--- begin Task input ---
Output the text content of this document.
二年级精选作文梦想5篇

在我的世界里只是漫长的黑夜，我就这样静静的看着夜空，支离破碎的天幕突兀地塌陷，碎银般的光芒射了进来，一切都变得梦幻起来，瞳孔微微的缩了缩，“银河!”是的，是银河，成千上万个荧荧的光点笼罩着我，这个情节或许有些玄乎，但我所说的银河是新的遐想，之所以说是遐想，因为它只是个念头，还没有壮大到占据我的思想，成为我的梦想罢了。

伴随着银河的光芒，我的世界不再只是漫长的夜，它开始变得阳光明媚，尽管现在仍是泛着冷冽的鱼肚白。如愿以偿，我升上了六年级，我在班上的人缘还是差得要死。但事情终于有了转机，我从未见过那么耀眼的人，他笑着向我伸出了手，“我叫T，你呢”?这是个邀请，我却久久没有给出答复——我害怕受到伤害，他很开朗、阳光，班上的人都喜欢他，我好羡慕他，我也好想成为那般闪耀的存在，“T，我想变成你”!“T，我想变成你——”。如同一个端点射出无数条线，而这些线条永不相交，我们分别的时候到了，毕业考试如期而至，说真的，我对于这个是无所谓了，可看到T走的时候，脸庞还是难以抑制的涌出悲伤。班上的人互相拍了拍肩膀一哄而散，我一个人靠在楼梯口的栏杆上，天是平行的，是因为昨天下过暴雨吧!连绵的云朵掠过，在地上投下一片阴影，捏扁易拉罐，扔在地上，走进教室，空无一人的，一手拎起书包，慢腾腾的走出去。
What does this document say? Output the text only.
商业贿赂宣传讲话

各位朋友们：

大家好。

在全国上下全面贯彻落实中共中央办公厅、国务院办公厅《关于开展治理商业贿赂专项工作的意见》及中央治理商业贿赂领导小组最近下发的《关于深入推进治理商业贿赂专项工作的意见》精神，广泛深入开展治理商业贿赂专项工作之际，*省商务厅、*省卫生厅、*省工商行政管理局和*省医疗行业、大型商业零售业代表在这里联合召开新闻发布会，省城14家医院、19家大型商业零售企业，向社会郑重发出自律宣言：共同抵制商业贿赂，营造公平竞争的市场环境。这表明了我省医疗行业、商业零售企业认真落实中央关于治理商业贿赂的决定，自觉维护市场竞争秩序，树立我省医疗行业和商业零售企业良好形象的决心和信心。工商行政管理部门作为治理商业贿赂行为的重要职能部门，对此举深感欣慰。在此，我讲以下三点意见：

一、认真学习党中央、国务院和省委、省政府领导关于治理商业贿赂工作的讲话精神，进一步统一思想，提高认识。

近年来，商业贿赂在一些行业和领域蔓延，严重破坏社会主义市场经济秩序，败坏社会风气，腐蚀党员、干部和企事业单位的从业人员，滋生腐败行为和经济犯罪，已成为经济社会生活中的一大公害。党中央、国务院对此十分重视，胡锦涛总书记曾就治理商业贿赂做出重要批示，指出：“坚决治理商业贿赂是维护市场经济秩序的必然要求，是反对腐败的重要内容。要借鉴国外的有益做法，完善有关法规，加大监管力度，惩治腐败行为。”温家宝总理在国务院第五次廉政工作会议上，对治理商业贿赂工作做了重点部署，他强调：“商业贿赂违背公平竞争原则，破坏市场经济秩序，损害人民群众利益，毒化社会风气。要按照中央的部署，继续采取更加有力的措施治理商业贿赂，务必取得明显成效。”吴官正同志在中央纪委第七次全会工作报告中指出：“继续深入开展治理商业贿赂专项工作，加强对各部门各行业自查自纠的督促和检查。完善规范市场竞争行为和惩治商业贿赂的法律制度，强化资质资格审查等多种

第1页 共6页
--- end Task input ---
* Instructions to follow:
Take the line that contains "What does this" and every line after it through the end of the listing above, and repeat them exactly.

* Response to the exercise:
What does this document say? Output the text only.
商业贿赂宣传讲话

各位朋友们：

大家好。

在全国上下全面贯彻落实中共中央办公厅、国务院办公厅《关于开展治理商业贿赂专项工作的意见》及中央治理商业贿赂领导小组最近下发的《关于深入推进治理商业贿赂专项工作的意见》精神，广泛深入开展治理商业贿赂专项工作之际，*省商务厅、*省卫生厅、*省工商行政管理局和*省医疗行业、大型商业零售业代表在这里联合召开新闻发布会，省城14家医院、19家大型商业零售企业，向社会郑重发出自律宣言：共同抵制商业贿赂，营造公平竞争的市场环境。这表明了我省医疗行业、商业零售企业认真落实中央关于治理商业贿赂的决定，自觉维护市场竞争秩序，树立我省医疗行业和商业零售企业良好形象的决心和信心。工商行政管理部门作为治理商业贿赂行为的重要职能部门，对此举深感欣慰。在此，我讲以下三点意见：

一、认真学习党中央、国务院和省委、省政府领导关于治理商业贿赂工作的讲话精神，进一步统一思想，提高认识。

近年来，商业贿赂在一些行业和领域蔓延，严重破坏社会主义市场经济秩序，败坏社会风气，腐蚀党员、干部和企事业单位的从业人员，滋生腐败行为和经济犯罪，已成为经济社会生活中的一大公害。党中央、国务院对此十分重视，胡锦涛总书记曾就治理商业贿赂做出重要批示，指出：“坚决治理商业贿赂是维护市场经济秩序的必然要求，是反对腐败的重要内容。要借鉴国外的有益做法，完善有关法规，加大监管力度，惩治腐败行为。”温家宝总理在国务院第五次廉政工作会议上，对治理商业贿赂工作做了重点部署，他强调：“商业贿赂违背公平竞争原则，破坏市场经济秩序，损害人民群众利益，毒化社会风气。要按照中央的部署，继续采取更加有力的措施治理商业贿赂，务必取得明显成效。”吴官正同志在中央纪委第七次全会工作报告中指出：“继续深入开展治理商业贿赂专项工作，加强对各部门各行业自查自纠的督促和检查。完善规范市场竞争行为和惩治商业贿赂的法律制度，强化资质资格审查等多种

第1页 共6页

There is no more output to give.